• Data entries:
--------------------------------
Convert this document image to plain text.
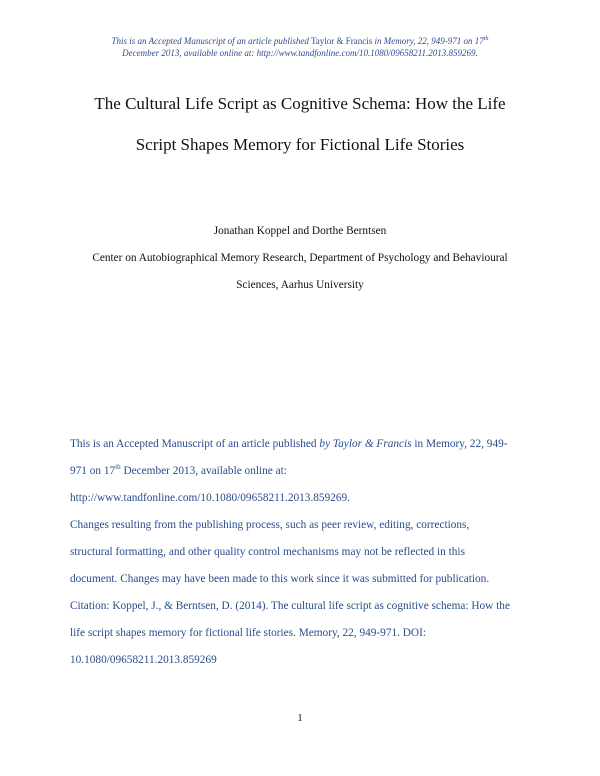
This is an Accepted Manuscript of an article published Taylor & Francis in Memory, 22, 949-971 on 17th
December 2013, available online at: http://www.tandfonline.com/10.1080/09658211.2013.859269.
The Cultural Life Script as Cognitive Schema: How the Life
Script Shapes Memory for Fictional Life Stories
Jonathan Koppel and Dorthe Berntsen
Center on Autobiographical Memory Research, Department of Psychology and Behavioural
Sciences, Aarhus University
This is an Accepted Manuscript of an article published by Taylor & Francis in Memory, 22, 949-
971 on 17th December 2013, available online at:
http://www.tandfonline.com/10.1080/09658211.2013.859269.
Changes resulting from the publishing process, such as peer review, editing, corrections,
structural formatting, and other quality control mechanisms may not be reflected in this
document. Changes may have been made to this work since it was submitted for publication.
Citation: Koppel, J., & Berntsen, D. (2014). The cultural life script as cognitive schema: How the
life script shapes memory for fictional life stories. Memory, 22, 949-971. DOI:
10.1080/09658211.2013.859269
1
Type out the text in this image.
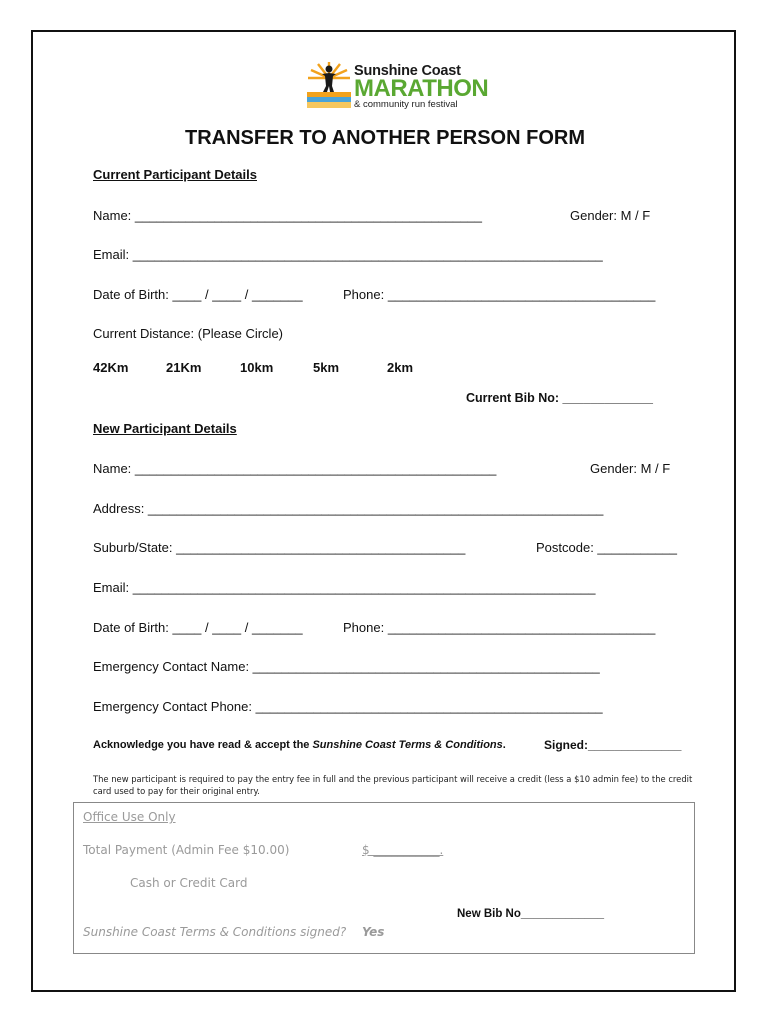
Sunshine Coast
MARATHON
& community run festival
TRANSFER TO ANOTHER PERSON FORM
Current Participant Details
Name: ________________________________________________	Gender: M / F
Email: _________________________________________________________________
Date of Birth: ____ / ____ / _______	Phone: _____________________________________
Current Distance: (Please Circle)
42Km	21Km	10km	5km	2km
Current Bib No: _____________
New Participant Details
Name: __________________________________________________	Gender: M / F
Address: _______________________________________________________________
Suburb/State: ________________________________________	Postcode: ___________
Email: ________________________________________________________________
Date of Birth: ____ / ____ / _______	Phone: _____________________________________
Emergency Contact Name: ________________________________________________
Emergency Contact Phone: ________________________________________________
Acknowledge you have read & accept the Sunshine Coast Terms & Conditions.	Signed:______________
The new participant is required to pay the entry fee in full and the previous participant will receive a credit (less a $10 admin fee) to the credit
card used to pay for their original entry.
Office Use Only
Total Payment (Admin Fee $10.00)	$ ___________.
Cash or Credit Card
New Bib No_____________
Sunshine Coast Terms & Conditions signed? Yes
--------------------------------
Read the lines above. Gather those in which the string "http" is found.

• Written answer:
December 2013, available online at: http://www.tandfonline.com/10.1080/09658211.2013.859269.
http://www.tandfonline.com/10.1080/09658211.2013.859269.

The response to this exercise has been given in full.